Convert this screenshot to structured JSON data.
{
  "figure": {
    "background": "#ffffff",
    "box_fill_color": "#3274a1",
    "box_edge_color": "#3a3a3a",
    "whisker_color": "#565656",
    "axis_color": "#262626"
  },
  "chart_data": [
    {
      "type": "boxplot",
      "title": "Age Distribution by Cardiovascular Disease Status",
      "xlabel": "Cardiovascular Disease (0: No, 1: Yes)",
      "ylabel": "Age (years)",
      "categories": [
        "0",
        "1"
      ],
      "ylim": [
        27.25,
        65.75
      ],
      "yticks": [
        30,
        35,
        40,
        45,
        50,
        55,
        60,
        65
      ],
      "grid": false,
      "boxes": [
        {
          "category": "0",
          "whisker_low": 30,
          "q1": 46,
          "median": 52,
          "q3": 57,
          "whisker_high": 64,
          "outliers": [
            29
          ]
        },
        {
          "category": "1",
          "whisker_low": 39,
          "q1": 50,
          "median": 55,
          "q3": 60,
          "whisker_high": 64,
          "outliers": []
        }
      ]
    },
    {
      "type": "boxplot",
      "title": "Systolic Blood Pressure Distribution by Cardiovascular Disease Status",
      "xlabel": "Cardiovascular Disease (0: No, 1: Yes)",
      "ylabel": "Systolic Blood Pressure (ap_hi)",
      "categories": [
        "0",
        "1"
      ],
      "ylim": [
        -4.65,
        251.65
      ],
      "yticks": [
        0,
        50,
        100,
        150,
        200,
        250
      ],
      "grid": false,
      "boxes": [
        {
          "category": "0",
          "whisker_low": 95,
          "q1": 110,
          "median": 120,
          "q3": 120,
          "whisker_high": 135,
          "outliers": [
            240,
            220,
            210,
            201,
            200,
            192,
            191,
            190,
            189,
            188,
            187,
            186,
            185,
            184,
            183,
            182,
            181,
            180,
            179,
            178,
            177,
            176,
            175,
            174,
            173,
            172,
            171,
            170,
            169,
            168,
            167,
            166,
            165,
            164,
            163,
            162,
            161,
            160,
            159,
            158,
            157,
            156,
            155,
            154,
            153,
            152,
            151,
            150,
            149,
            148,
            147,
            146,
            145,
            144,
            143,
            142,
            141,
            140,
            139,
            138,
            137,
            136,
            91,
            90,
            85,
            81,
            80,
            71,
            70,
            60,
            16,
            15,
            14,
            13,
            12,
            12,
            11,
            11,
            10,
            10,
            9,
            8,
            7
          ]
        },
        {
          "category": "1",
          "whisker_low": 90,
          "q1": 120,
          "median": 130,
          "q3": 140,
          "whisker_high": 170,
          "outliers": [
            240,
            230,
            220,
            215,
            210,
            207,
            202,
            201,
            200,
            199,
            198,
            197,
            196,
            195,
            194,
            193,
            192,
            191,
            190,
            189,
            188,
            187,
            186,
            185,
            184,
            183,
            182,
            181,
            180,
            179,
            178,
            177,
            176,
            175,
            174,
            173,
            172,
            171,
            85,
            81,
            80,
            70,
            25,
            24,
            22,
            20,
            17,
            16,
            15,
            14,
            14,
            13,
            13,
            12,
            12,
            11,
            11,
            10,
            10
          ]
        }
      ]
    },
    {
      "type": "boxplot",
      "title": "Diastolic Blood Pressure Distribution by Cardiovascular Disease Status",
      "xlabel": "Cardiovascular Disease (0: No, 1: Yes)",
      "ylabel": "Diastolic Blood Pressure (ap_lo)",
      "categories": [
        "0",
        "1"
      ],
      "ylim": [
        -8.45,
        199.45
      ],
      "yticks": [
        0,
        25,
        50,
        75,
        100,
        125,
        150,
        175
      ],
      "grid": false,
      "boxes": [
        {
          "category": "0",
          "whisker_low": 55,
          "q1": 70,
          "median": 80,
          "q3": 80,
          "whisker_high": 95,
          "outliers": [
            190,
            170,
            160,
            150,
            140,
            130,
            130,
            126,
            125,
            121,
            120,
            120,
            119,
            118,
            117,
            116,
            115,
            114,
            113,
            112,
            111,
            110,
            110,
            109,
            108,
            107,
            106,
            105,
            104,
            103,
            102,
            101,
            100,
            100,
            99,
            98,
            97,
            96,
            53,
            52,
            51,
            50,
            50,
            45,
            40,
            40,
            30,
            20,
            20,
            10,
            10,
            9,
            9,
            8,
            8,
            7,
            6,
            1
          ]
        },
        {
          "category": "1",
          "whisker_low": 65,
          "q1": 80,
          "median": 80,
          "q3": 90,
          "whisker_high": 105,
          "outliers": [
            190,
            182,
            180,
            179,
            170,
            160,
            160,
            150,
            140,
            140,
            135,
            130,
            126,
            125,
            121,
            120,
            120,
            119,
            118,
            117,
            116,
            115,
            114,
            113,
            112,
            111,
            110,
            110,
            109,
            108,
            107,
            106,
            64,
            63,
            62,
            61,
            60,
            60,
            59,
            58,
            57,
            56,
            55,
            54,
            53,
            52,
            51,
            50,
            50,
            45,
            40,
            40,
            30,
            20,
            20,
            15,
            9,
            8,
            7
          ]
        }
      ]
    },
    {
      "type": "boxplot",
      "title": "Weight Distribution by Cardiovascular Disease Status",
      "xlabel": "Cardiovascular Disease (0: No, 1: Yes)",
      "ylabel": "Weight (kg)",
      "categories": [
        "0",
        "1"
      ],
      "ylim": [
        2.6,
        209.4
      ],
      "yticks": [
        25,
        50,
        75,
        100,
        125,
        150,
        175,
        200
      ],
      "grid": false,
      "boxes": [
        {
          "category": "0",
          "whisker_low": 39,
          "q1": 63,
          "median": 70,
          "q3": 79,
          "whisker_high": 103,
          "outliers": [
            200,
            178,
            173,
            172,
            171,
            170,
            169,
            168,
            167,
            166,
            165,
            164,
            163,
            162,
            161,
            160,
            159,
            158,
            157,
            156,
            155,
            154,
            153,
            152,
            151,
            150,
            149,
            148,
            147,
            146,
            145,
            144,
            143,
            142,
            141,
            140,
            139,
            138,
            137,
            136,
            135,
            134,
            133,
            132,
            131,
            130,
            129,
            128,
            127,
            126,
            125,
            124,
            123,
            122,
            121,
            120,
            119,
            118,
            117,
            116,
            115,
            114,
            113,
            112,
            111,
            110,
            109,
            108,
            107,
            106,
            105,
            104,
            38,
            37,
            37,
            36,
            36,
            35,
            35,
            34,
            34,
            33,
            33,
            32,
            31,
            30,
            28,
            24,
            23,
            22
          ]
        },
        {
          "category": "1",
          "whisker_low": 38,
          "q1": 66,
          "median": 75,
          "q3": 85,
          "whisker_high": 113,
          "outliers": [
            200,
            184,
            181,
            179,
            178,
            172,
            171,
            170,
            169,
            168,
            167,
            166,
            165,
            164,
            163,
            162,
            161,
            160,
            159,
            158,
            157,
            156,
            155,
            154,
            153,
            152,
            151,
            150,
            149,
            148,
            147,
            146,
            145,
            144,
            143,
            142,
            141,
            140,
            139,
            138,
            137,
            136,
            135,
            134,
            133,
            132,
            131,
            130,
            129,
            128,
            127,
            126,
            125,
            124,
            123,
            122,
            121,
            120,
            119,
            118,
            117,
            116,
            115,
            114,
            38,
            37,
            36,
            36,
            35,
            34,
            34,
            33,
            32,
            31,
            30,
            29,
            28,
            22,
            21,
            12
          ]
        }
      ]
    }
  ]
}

+++

## Exercise goal
Above are the records; copy all of them exactly.

## Output below
Convert this screenshot to structured JSON data.
{
  "figure": {
    "background": "#ffffff",
    "box_fill_color": "#3274a1",
    "box_edge_color": "#3a3a3a",
    "whisker_color": "#565656",
    "axis_color": "#262626"
  },
  "chart_data": [
    {
      "type": "boxplot",
      "title": "Age Distribution by Cardiovascular Disease Status",
      "xlabel": "Cardiovascular Disease (0: No, 1: Yes)",
      "ylabel": "Age (years)",
      "categories": [
        "0",
        "1"
      ],
      "ylim": [
        27.25,
        65.75
      ],
      "yticks": [
        30,
        35,
        40,
        45,
        50,
        55,
        60,
        65
      ],
      "grid": false,
      "boxes": [
        {
          "category": "0",
          "whisker_low": 30,
          "q1": 46,
          "median": 52,
          "q3": 57,
          "whisker_high": 64,
          "outliers": [
            29
          ]
        },
        {
          "category": "1",
          "whisker_low": 39,
          "q1": 50,
          "median": 55,
          "q3": 60,
          "whisker_high": 64,
          "outliers": []
        }
      ]
    },
    {
      "type": "boxplot",
      "title": "Systolic Blood Pressure Distribution by Cardiovascular Disease Status",
      "xlabel": "Cardiovascular Disease (0: No, 1: Yes)",
      "ylabel": "Systolic Blood Pressure (ap_hi)",
      "categories": [
        "0",
        "1"
      ],
      "ylim": [
        -4.65,
        251.65
      ],
      "yticks": [
        0,
        50,
        100,
        150,
        200,
        250
      ],
      "grid": false,
      "boxes": [
        {
          "category": "0",
          "whisker_low": 95,
          "q1": 110,
          "median": 120,
          "q3": 120,
          "whisker_high": 135,
          "outliers": [
            240,
            220,
            210,
            201,
            200,
            192,
            191,
            190,
            189,
            188,
            187,
            186,
            185,
            184,
            183,
            182,
            181,
            180,
            179,
            178,
            177,
            176,
            175,
            174,
            173,
            172,
            171,
            170,
            169,
            168,
            167,
            166,
            165,
            164,
            163,
            162,
            161,
            160,
            159,
            158,
            157,
            156,
            155,
            154,
            153,
            152,
            151,
            150,
            149,
            148,
            147,
            146,
            145,
            144,
            143,
            142,
            141,
            140,
            139,
            138,
            137,
            136,
            91,
            90,
            85,
            81,
            80,
            71,
            70,
            60,
            16,
            15,
            14,
            13,
            12,
            12,
            11,
            11,
            10,
            10,
            9,
            8,
            7
          ]
        },
        {
          "category": "1",
          "whisker_low": 90,
          "q1": 120,
          "median": 130,
          "q3": 140,
          "whisker_high": 170,
          "outliers": [
            240,
            230,
            220,
            215,
            210,
            207,
            202,
            201,
            200,
            199,
            198,
            197,
            196,
            195,
            194,
            193,
            192,
            191,
            190,
            189,
            188,
            187,
            186,
            185,
            184,
            183,
            182,
            181,
            180,
            179,
            178,
            177,
            176,
            175,
            174,
            173,
            172,
            171,
            85,
            81,
            80,
            70,
            25,
            24,
            22,
            20,
            17,
            16,
            15,
            14,
            14,
            13,
            13,
            12,
            12,
            11,
            11,
            10,
            10
          ]
        }
      ]
    },
    {
      "type": "boxplot",
      "title": "Diastolic Blood Pressure Distribution by Cardiovascular Disease Status",
      "xlabel": "Cardiovascular Disease (0: No, 1: Yes)",
      "ylabel": "Diastolic Blood Pressure (ap_lo)",
      "categories": [
        "0",
        "1"
      ],
      "ylim": [
        -8.45,
        199.45
      ],
      "yticks": [
        0,
        25,
        50,
        75,
        100,
        125,
        150,
        175
      ],
      "grid": false,
      "boxes": [
        {
          "category": "0",
          "whisker_low": 55,
          "q1": 70,
          "median": 80,
          "q3": 80,
          "whisker_high": 95,
          "outliers": [
            190,
            170,
            160,
            150,
            140,
            130,
            130,
            126,
            125,
            121,
            120,
            120,
            119,
            118,
            117,
            116,
            115,
            114,
            113,
            112,
            111,
            110,
            110,
            109,
            108,
            107,
            106,
            105,
            104,
            103,
            102,
            101,
            100,
            100,
            99,
            98,
            97,
            96,
            53,
            52,
            51,
            50,
            50,
            45,
            40,
            40,
            30,
            20,
            20,
            10,
            10,
            9,
            9,
            8,
            8,
            7,
            6,
            1
          ]
        },
        {
          "category": "1",
          "whisker_low": 65,
          "q1": 80,
          "median": 80,
          "q3": 90,
          "whisker_high": 105,
          "outliers": [
            190,
            182,
            180,
            179,
            170,
            160,
            160,
            150,
            140,
            140,
            135,
            130,
            126,
            125,
            121,
            120,
            120,
            119,
            118,
            117,
            116,
            115,
            114,
            113,
            112,
            111,
            110,
            110,
            109,
            108,
            107,
            106,
            64,
            63,
            62,
            61,
            60,
            60,
            59,
            58,
            57,
            56,
            55,
            54,
            53,
            52,
            51,
            50,
            50,
            45,
            40,
            40,
            30,
            20,
            20,
            15,
            9,
            8,
            7
          ]
        }
      ]
    },
    {
      "type": "boxplot",
      "title": "Weight Distribution by Cardiovascular Disease Status",
      "xlabel": "Cardiovascular Disease (0: No, 1: Yes)",
      "ylabel": "Weight (kg)",
      "categories": [
        "0",
        "1"
      ],
      "ylim": [
        2.6,
        209.4
      ],
      "yticks": [
        25,
        50,
        75,
        100,
        125,
        150,
        175,
        200
      ],
      "grid": false,
      "boxes": [
        {
          "category": "0",
          "whisker_low": 39,
          "q1": 63,
          "median": 70,
          "q3": 79,
          "whisker_high": 103,
          "outliers": [
            200,
            178,
            173,
            172,
            171,
            170,
            169,
            168,
            167,
            166,
            165,
            164,
            163,
            162,
            161,
            160,
            159,
            158,
            157,
            156,
            155,
            154,
            153,
            152,
            151,
            150,
            149,
            148,
            147,
            146,
            145,
            144,
            143,
            142,
            141,
            140,
            139,
            138,
            137,
            136,
            135,
            134,
            133,
            132,
            131,
            130,
            129,
            128,
            127,
            126,
            125,
            124,
            123,
            122,
            121,
            120,
            119,
            118,
            117,
            116,
            115,
            114,
            113,
            112,
            111,
            110,
            109,
            108,
            107,
            106,
            105,
            104,
            38,
            37,
            37,
            36,
            36,
            35,
            35,
            34,
            34,
            33,
            33,
            32,
            31,
            30,
            28,
            24,
            23,
            22
          ]
        },
        {
          "category": "1",
          "whisker_low": 38,
          "q1": 66,
          "median": 75,
          "q3": 85,
          "whisker_high": 113,
          "outliers": [
            200,
            184,
            181,
            179,
            178,
            172,
            171,
            170,
            169,
            168,
            167,
            166,
            165,
            164,
            163,
            162,
            161,
            160,
            159,
            158,
            157,
            156,
            155,
            154,
            153,
            152,
            151,
            150,
            149,
            148,
            147,
            146,
            145,
            144,
            143,
            142,
            141,
            140,
            139,
            138,
            137,
            136,
            135,
            134,
            133,
            132,
            131,
            130,
            129,
            128,
            127,
            126,
            125,
            124,
            123,
            122,
            121,
            120,
            119,
            118,
            117,
            116,
            115,
            114,
            38,
            37,
            36,
            36,
            35,
            34,
            34,
            33,
            32,
            31,
            30,
            29,
            28,
            22,
            21,
            12
          ]
        }
      ]
    }
  ]
}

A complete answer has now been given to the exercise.